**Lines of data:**
.....

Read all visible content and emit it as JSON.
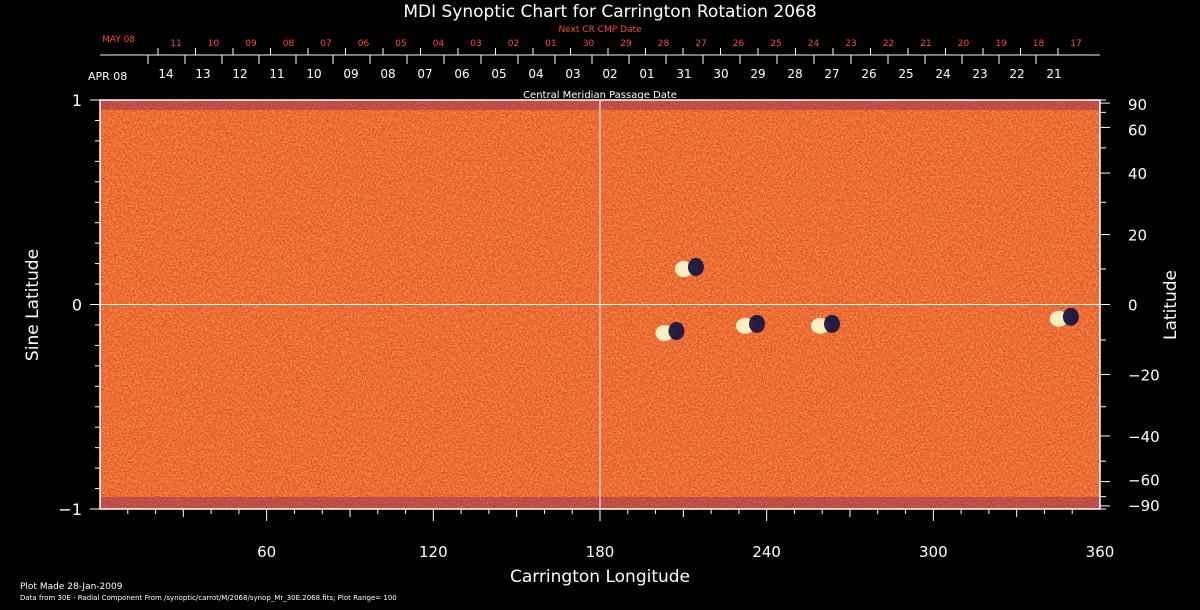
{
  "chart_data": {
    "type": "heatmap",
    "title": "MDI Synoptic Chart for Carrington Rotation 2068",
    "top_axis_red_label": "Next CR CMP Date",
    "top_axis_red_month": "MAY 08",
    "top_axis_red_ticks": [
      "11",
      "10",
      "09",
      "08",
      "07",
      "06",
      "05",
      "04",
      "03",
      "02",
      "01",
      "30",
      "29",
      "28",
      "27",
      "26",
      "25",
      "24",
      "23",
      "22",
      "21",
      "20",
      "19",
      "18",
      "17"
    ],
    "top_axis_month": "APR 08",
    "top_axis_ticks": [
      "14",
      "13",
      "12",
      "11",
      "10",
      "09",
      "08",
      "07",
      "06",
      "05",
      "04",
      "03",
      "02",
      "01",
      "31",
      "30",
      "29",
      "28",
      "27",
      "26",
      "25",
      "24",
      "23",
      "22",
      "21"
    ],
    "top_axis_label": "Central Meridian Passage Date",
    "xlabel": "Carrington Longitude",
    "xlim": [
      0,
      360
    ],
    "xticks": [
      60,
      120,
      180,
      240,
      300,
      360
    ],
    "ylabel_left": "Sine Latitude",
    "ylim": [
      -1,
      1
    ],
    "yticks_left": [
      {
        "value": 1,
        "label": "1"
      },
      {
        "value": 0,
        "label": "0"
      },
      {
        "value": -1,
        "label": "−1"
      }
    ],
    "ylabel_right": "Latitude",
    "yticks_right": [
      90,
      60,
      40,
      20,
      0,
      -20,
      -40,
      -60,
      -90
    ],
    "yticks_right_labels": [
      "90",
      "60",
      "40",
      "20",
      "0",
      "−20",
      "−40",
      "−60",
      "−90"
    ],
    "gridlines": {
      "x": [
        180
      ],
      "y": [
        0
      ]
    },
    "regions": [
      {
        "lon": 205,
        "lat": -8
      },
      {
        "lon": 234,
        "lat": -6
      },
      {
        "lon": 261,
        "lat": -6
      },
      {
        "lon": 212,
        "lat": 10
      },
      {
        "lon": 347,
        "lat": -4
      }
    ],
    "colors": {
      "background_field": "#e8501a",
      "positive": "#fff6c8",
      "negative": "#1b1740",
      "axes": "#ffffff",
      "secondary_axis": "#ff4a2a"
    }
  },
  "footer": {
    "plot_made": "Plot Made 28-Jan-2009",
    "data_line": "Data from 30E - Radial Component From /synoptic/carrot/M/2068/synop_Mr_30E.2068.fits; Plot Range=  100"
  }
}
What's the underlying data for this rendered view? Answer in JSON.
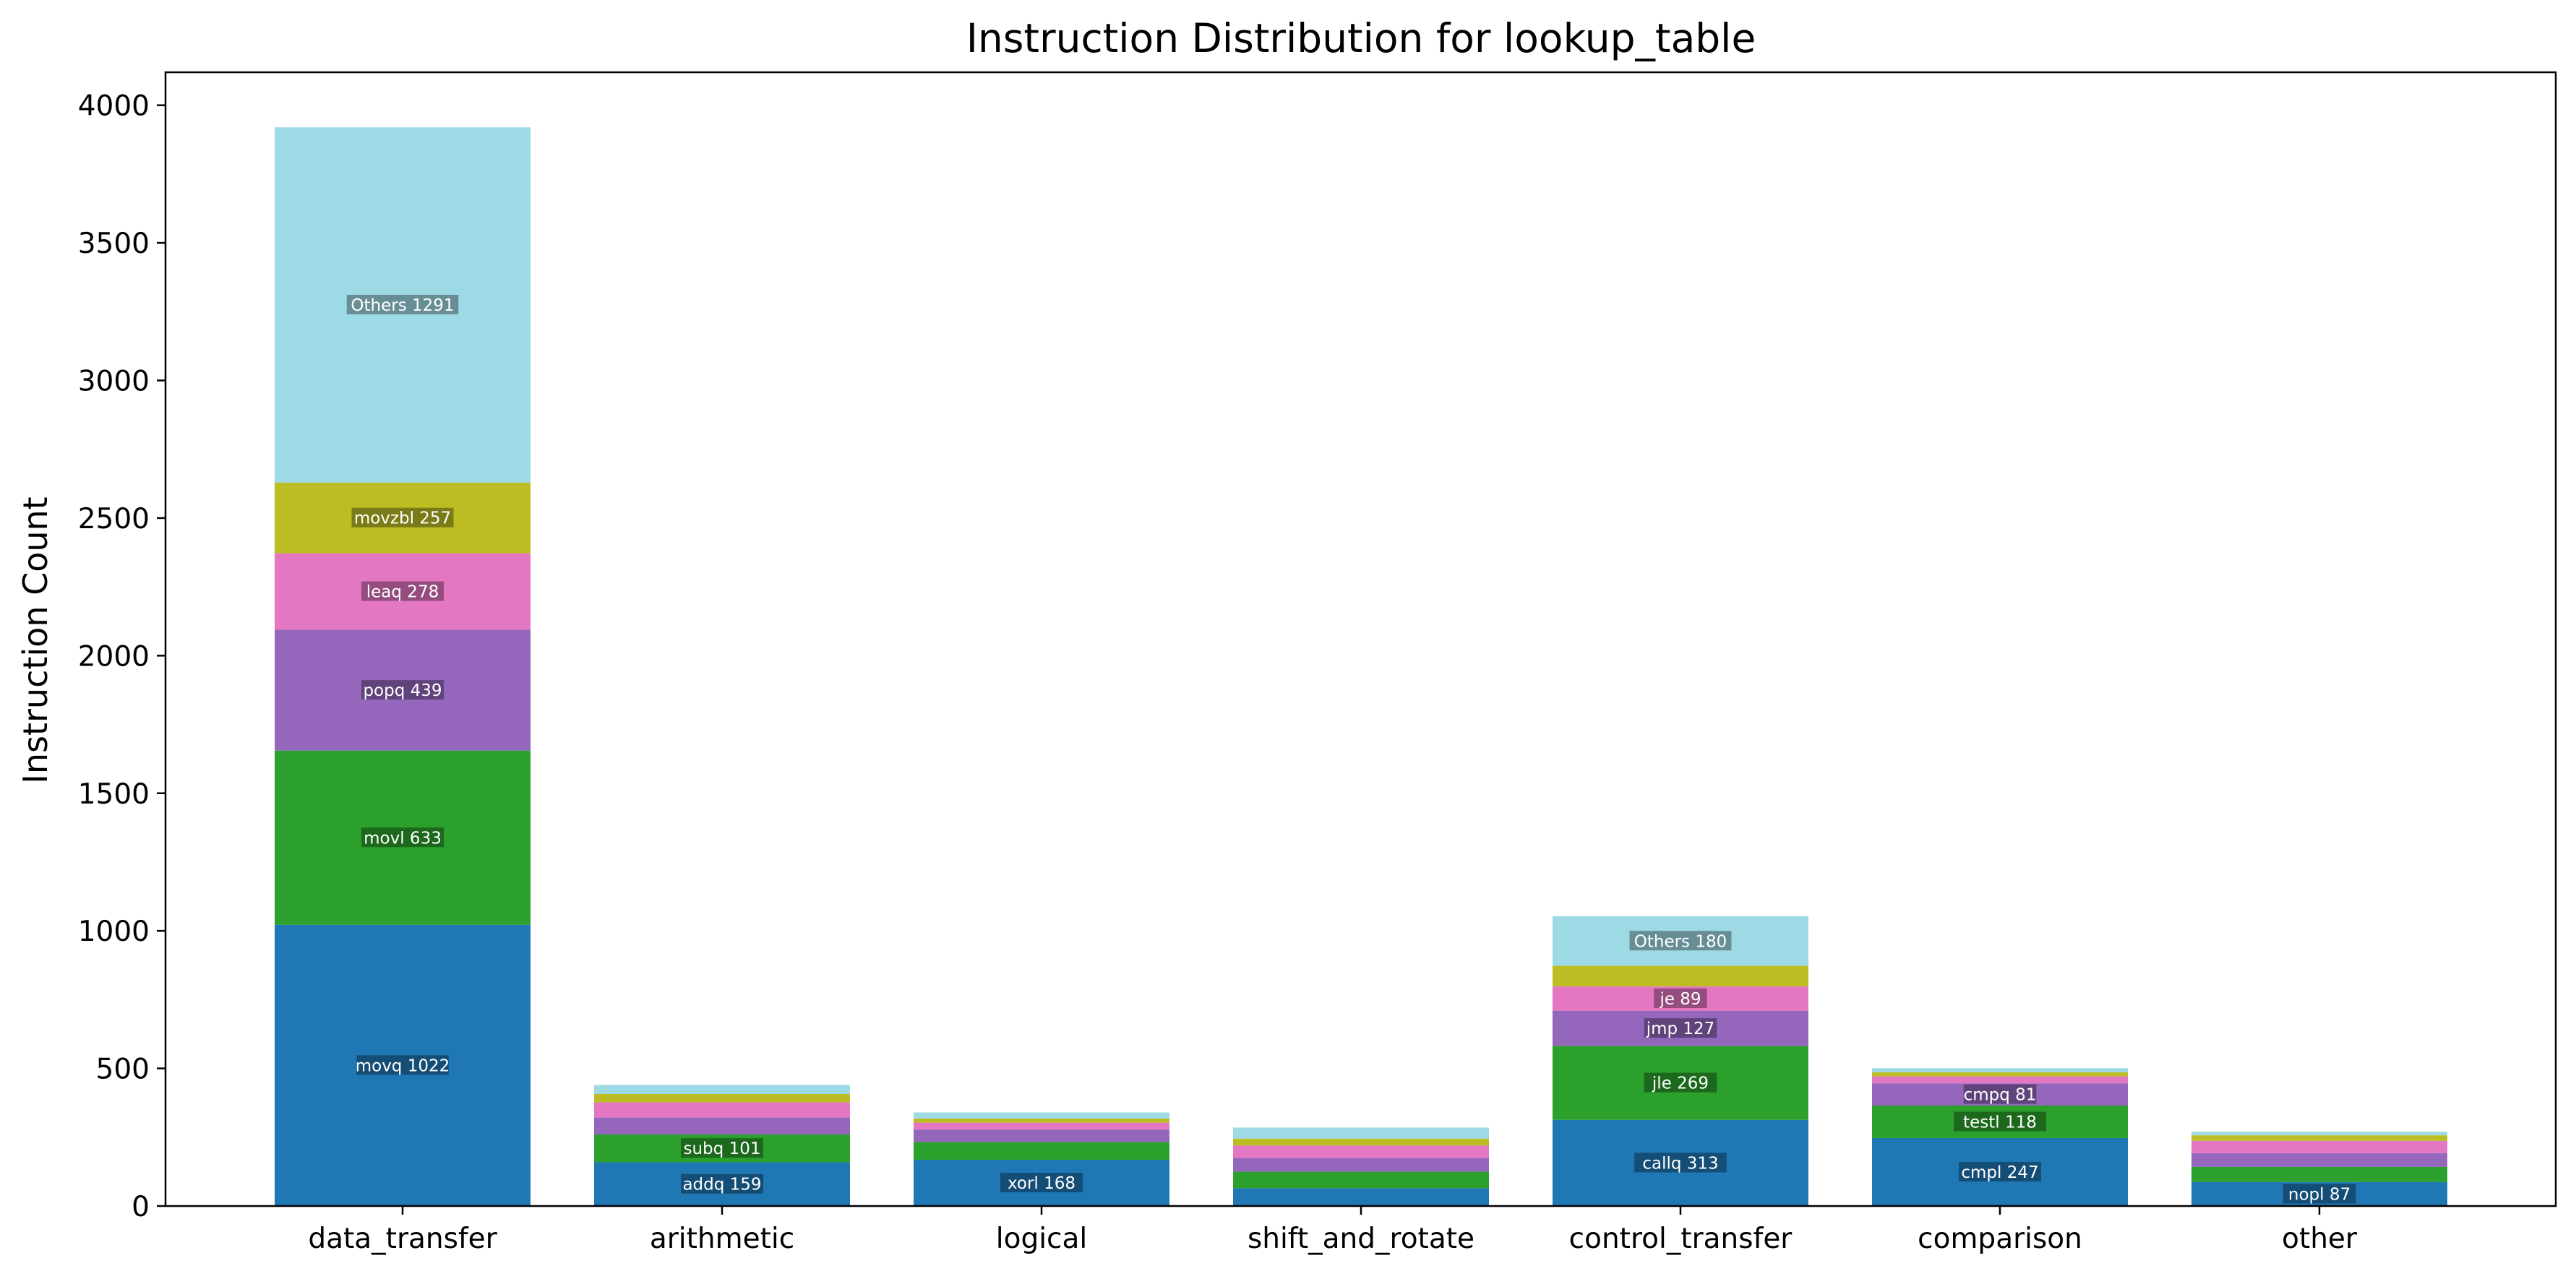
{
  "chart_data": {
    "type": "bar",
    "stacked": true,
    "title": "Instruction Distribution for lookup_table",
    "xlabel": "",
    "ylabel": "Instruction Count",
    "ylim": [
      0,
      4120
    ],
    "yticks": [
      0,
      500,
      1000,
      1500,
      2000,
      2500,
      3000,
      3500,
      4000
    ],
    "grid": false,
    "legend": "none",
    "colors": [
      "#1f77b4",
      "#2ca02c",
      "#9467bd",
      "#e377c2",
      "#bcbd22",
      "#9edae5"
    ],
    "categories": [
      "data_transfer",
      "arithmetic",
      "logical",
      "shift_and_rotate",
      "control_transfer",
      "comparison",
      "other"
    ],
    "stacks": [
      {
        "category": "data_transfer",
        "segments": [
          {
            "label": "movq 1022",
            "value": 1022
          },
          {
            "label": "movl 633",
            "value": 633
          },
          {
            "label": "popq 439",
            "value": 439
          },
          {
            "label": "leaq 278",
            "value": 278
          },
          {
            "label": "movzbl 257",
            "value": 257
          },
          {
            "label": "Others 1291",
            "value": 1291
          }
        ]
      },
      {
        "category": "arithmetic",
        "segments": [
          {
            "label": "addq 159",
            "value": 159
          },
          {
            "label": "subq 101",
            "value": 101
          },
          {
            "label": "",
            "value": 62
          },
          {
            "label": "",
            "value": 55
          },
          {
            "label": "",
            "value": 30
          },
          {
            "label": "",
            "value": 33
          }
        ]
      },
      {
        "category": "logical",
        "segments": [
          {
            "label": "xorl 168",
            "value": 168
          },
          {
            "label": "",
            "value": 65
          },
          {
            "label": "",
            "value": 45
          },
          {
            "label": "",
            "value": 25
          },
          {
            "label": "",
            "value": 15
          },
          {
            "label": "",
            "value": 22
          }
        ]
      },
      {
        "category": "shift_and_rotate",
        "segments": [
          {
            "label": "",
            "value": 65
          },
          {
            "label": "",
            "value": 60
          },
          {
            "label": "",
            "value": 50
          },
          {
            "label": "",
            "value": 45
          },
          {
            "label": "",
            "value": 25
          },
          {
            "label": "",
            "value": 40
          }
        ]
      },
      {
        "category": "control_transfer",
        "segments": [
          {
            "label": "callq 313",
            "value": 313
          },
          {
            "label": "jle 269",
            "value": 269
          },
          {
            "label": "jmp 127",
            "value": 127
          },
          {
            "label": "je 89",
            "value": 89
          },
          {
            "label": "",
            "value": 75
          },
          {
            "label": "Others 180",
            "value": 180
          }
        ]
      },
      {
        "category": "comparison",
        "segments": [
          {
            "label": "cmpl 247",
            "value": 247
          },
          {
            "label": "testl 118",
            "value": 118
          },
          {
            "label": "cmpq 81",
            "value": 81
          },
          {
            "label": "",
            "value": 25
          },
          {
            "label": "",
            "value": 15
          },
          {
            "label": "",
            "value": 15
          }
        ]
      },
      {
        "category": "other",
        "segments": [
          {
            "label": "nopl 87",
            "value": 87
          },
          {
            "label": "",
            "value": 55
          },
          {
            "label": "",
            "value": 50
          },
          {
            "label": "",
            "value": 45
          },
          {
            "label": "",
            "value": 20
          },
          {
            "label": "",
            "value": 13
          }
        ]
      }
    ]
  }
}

.....

**WHAT THE TASK REQUIRES:** Quote each record exactly as it stands, minus the pictures.

**THE RESULT:**
Read all visible content and emit it as JSON.
{
  "chart_data": {
    "type": "heatmap",
    "title": "MDI Synoptic Chart for Carrington Rotation 2068",
    "top_axis_red_label": "Next CR CMP Date",
    "top_axis_red_month": "MAY 08",
    "top_axis_red_ticks": [
      "11",
      "10",
      "09",
      "08",
      "07",
      "06",
      "05",
      "04",
      "03",
      "02",
      "01",
      "30",
      "29",
      "28",
      "27",
      "26",
      "25",
      "24",
      "23",
      "22",
      "21",
      "20",
      "19",
      "18",
      "17"
    ],
    "top_axis_month": "APR 08",
    "top_axis_ticks": [
      "14",
      "13",
      "12",
      "11",
      "10",
      "09",
      "08",
      "07",
      "06",
      "05",
      "04",
      "03",
      "02",
      "01",
      "31",
      "30",
      "29",
      "28",
      "27",
      "26",
      "25",
      "24",
      "23",
      "22",
      "21"
    ],
    "top_axis_label": "Central Meridian Passage Date",
    "xlabel": "Carrington Longitude",
    "xlim": [
      0,
      360
    ],
    "xticks": [
      60,
      120,
      180,
      240,
      300,
      360
    ],
    "ylabel_left": "Sine Latitude",
    "ylim": [
      -1,
      1
    ],
    "yticks_left": [
      {
        "value": 1,
        "label": "1"
      },
      {
        "value": 0,
        "label": "0"
      },
      {
        "value": -1,
        "label": "−1"
      }
    ],
    "ylabel_right": "Latitude",
    "yticks_right": [
      90,
      60,
      40,
      20,
      0,
      -20,
      -40,
      -60,
      -90
    ],
    "yticks_right_labels": [
      "90",
      "60",
      "40",
      "20",
      "0",
      "−20",
      "−40",
      "−60",
      "−90"
    ],
    "gridlines": {
      "x": [
        180
      ],
      "y": [
        0
      ]
    },
    "regions": [
      {
        "lon": 205,
        "lat": -8
      },
      {
        "lon": 234,
        "lat": -6
      },
      {
        "lon": 261,
        "lat": -6
      },
      {
        "lon": 212,
        "lat": 10
      },
      {
        "lon": 347,
        "lat": -4
      }
    ],
    "colors": {
      "background_field": "#e8501a",
      "positive": "#fff6c8",
      "negative": "#1b1740",
      "axes": "#ffffff",
      "secondary_axis": "#ff4a2a"
    }
  },
  "footer": {
    "plot_made": "Plot Made 28-Jan-2009",
    "data_line": "Data from 30E - Radial Component From /synoptic/carrot/M/2068/synop_Mr_30E.2068.fits; Plot Range=  100"
  }
}
What's the underlying data for this rendered view? Answer in JSON.
{
  "chart_data": {
    "type": "bar",
    "stacked": true,
    "title": "Instruction Distribution for lookup_table",
    "xlabel": "",
    "ylabel": "Instruction Count",
    "ylim": [
      0,
      4120
    ],
    "yticks": [
      0,
      500,
      1000,
      1500,
      2000,
      2500,
      3000,
      3500,
      4000
    ],
    "grid": false,
    "legend": "none",
    "colors": [
      "#1f77b4",
      "#2ca02c",
      "#9467bd",
      "#e377c2",
      "#bcbd22",
      "#9edae5"
    ],
    "categories": [
      "data_transfer",
      "arithmetic",
      "logical",
      "shift_and_rotate",
      "control_transfer",
      "comparison",
      "other"
    ],
    "stacks": [
      {
        "category": "data_transfer",
        "segments": [
          {
            "label": "movq 1022",
            "value": 1022
          },
          {
            "label": "movl 633",
            "value": 633
          },
          {
            "label": "popq 439",
            "value": 439
          },
          {
            "label": "leaq 278",
            "value": 278
          },
          {
            "label": "movzbl 257",
            "value": 257
          },
          {
            "label": "Others 1291",
            "value": 1291
          }
        ]
      },
      {
        "category": "arithmetic",
        "segments": [
          {
            "label": "addq 159",
            "value": 159
          },
          {
            "label": "subq 101",
            "value": 101
          },
          {
            "label": "",
            "value": 62
          },
          {
            "label": "",
            "value": 55
          },
          {
            "label": "",
            "value": 30
          },
          {
            "label": "",
            "value": 33
          }
        ]
      },
      {
        "category": "logical",
        "segments": [
          {
            "label": "xorl 168",
            "value": 168
          },
          {
            "label": "",
            "value": 65
          },
          {
            "label": "",
            "value": 45
          },
          {
            "label": "",
            "value": 25
          },
          {
            "label": "",
            "value": 15
          },
          {
            "label": "",
            "value": 22
          }
        ]
      },
      {
        "category": "shift_and_rotate",
        "segments": [
          {
            "label": "",
            "value": 65
          },
          {
            "label": "",
            "value": 60
          },
          {
            "label": "",
            "value": 50
          },
          {
            "label": "",
            "value": 45
          },
          {
            "label": "",
            "value": 25
          },
          {
            "label": "",
            "value": 40
          }
        ]
      },
      {
        "category": "control_transfer",
        "segments": [
          {
            "label": "callq 313",
            "value": 313
          },
          {
            "label": "jle 269",
            "value": 269
          },
          {
            "label": "jmp 127",
            "value": 127
          },
          {
            "label": "je 89",
            "value": 89
          },
          {
            "label": "",
            "value": 75
          },
          {
            "label": "Others 180",
            "value": 180
          }
        ]
      },
      {
        "category": "comparison",
        "segments": [
          {
            "label": "cmpl 247",
            "value": 247
          },
          {
            "label": "testl 118",
            "value": 118
          },
          {
            "label": "cmpq 81",
            "value": 81
          },
          {
            "label": "",
            "value": 25
          },
          {
            "label": "",
            "value": 15
          },
          {
            "label": "",
            "value": 15
          }
        ]
      },
      {
        "category": "other",
        "segments": [
          {
            "label": "nopl 87",
            "value": 87
          },
          {
            "label": "",
            "value": 55
          },
          {
            "label": "",
            "value": 50
          },
          {
            "label": "",
            "value": 45
          },
          {
            "label": "",
            "value": 20
          },
          {
            "label": "",
            "value": 13
          }
        ]
      }
    ]
  }
}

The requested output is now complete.